▸ ТЕКСТ ДЛЯ ЧТЕНИЯ
По словам местных жителей, последние пять лет в монгольском княжестве Алаша царила большая засуха, что в соединении с общей скудностью воды и отсутствием порядочных рек и речек повлекло за собой неурожай хлебов. Лишенное главного жизненного подспорья, многочисленное население оазиса беднело, беднел постепенно и управитель, задолжавший со своими тремя хошунами пекинскому двору около трехсот тысяч лан серебра.
Месяц апрель близился к концу; сухость атмосферы продолжала оставаться крайнею, а потому пыль, поднимаемая западным ветром, постоянно наполняла воздух и увеличивала духоту. Тем не менее весенняя жизнь быстро развивалась. За мухами и жуками вскоре появились мелкие насекомоядные птички – славки, мухоловки, горихвостки, крапивники; попорченная морозом и снежным штормом зелень стала давать новые побеги.
На окраине оазиса почти под каждым опрокинутым камнем можно встретить двух-трех, а то и большую компанию скорпионов (Buthus eupeus mongolicus Bir.; subsp. nov.).

▸ ИСХОДНЫЕ ДАННЫЕ

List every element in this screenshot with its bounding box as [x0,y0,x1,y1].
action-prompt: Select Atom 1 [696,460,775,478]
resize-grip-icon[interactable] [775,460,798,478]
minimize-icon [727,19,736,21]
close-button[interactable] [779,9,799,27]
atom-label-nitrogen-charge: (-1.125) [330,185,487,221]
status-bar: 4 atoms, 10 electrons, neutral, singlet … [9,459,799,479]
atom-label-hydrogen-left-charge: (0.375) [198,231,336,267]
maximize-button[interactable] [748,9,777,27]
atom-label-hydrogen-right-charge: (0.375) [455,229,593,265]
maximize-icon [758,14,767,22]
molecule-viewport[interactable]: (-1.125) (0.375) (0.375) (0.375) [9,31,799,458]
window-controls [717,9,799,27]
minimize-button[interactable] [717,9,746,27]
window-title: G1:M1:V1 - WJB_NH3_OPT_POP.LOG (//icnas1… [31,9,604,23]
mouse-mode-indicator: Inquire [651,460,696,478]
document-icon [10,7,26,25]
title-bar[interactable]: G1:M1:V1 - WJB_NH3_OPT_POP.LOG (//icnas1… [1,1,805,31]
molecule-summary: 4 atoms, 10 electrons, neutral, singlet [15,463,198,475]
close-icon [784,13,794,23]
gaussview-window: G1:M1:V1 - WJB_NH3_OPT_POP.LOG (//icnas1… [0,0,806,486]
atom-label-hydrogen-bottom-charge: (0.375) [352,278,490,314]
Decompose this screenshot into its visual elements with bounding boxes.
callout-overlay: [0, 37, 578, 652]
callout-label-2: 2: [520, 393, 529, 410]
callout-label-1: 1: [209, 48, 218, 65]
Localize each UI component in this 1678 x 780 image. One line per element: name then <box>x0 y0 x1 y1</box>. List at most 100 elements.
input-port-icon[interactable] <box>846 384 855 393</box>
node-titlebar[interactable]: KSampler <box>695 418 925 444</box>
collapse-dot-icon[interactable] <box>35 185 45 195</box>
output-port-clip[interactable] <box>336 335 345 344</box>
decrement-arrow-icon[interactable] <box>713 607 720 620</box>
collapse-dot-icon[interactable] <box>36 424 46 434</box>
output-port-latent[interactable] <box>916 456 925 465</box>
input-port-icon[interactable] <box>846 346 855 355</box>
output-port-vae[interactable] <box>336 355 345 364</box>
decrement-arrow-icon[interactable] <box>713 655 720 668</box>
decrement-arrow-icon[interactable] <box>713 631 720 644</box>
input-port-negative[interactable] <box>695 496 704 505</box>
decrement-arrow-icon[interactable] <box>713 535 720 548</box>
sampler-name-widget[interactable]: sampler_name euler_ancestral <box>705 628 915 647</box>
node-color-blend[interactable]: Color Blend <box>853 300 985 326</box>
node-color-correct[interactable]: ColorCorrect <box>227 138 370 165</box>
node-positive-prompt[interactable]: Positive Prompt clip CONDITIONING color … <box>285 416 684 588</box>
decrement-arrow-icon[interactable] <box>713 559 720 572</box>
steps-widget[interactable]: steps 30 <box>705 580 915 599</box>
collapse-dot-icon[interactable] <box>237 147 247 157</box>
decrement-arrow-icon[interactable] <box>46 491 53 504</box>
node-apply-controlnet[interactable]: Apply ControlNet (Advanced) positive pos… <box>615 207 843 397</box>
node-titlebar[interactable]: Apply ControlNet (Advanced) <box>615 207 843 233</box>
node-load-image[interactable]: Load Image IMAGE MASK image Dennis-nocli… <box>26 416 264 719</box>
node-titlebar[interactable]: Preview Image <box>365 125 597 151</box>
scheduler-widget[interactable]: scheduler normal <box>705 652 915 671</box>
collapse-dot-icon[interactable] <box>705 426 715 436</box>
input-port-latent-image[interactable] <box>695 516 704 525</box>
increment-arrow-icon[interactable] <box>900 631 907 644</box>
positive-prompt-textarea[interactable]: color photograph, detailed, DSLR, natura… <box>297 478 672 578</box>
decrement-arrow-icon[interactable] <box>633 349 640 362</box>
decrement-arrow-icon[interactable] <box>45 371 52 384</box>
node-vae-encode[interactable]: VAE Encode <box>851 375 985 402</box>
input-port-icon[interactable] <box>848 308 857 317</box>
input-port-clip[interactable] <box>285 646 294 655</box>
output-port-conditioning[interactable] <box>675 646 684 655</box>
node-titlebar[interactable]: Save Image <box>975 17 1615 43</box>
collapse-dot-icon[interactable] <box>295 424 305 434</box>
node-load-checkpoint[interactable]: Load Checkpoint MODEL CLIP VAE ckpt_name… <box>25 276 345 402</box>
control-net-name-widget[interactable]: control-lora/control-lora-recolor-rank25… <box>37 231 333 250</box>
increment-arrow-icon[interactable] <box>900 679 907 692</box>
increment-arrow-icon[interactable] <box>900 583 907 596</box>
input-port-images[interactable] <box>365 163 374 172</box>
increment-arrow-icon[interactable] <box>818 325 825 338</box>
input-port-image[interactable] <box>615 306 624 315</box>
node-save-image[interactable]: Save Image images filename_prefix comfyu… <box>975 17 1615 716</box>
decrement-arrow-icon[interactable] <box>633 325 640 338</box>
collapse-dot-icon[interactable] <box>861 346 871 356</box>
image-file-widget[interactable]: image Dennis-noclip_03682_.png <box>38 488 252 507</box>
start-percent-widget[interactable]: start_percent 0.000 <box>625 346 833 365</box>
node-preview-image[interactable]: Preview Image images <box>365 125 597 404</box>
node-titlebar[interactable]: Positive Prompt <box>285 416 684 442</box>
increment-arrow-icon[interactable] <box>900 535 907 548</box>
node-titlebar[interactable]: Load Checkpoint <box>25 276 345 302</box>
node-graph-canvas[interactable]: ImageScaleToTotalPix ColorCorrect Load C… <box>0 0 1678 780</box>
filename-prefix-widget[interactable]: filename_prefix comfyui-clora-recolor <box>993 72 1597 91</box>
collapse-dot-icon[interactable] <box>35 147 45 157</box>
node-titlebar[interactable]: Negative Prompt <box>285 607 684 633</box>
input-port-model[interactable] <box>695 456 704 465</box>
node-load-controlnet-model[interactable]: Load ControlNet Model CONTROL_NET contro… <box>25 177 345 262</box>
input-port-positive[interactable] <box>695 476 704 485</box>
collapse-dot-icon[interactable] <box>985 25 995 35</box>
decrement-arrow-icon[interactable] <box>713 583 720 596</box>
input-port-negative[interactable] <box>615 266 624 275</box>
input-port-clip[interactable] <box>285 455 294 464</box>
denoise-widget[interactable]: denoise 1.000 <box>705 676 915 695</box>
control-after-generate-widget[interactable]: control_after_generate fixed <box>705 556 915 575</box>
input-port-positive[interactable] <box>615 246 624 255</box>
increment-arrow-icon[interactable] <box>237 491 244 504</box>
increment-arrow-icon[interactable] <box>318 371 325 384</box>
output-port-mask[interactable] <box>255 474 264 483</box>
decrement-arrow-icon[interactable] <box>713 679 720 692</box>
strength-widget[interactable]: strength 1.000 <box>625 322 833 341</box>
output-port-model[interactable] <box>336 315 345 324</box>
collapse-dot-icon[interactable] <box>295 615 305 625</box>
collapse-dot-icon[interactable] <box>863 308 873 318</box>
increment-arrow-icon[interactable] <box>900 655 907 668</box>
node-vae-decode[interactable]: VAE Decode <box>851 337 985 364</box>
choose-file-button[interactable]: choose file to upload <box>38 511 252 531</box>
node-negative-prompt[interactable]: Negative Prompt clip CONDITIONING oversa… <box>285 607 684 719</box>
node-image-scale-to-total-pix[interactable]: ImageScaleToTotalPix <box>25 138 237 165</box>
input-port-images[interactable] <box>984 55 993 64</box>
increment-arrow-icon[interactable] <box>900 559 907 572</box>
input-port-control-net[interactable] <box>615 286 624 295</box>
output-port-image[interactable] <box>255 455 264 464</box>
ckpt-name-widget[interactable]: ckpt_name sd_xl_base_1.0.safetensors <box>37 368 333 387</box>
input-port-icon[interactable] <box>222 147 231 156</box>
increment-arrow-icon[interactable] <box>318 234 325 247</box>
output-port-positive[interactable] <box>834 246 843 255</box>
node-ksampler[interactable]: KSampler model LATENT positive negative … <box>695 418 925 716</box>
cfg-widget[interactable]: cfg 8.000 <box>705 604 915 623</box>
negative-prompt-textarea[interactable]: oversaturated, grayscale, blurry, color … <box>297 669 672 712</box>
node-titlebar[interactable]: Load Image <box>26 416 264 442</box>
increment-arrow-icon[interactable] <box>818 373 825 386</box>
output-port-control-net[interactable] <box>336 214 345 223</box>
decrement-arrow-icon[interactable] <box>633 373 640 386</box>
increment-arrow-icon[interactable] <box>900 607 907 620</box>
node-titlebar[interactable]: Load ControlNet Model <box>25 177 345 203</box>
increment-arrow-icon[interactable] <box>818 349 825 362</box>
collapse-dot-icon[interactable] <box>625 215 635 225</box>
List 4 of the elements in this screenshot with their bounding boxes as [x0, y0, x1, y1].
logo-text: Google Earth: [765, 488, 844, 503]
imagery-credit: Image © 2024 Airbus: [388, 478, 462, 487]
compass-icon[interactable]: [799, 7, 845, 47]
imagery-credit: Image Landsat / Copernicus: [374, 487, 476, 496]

▸ СПИСОК ЗАДАНИЙ
a) Сколько лет, по словам местных жителей, в княжестве Алаша царила засуха согласно отрывку об этом княжестве?
b) Продолжите отрывок о княжестве Алаша, начав сразу после его последнего предложения.

▸ ОТВЕТЫ ПО ПОРЯДКУ
a) Последние пять лет.

b)
Первого мая в 1 час дня в тени термометр показывал уже +27,2°С, явились мелкие насекомоядные птички – славки, мухоловки, горихвостки.
Этот день ознаменовался для нас очень приятным событием: в первый раз за все путешествие русских алаша-цин-ван лично почтил экспедицию своим посещением, тогда как прежде и по отношению экспедиции Н. М. Пржевальского, и по отношению моей Монголо-Камской, или Тибетской, он ограничивался присылкою своих братьев или сыновей.
Как и следовало ожидать, пребывание экспедиции в людном центре сильно увеличило личные расходы путешественников. Всем невольно хотелось приобрести что-нибудь на память, все увлекались безделушками китайского или местного производства. С помощью Ц. Г. Бадмажапова и других алашанских друзей я собрал немало образцов буддийского культа, преимущественно металлических и писанных на полотне бурханов; не прошли мимо нас и исторические художественной работы бронзовые вазы или картины. Все это приобреталось от потомков тайчжи, дворян, частью за деньги, частью в обмен за лучшие личные предметы.
Шестого мая наша экспедиция в полном составе обедала у цин-вана. Князь принял нас, как всегда, радушно и учтиво: мы сразу прошли в парадную столовую, открывавшуюся окнами на сцену домашнего театра, а конвой остался в соседней комнате с чиновниками и сыновьями управителя.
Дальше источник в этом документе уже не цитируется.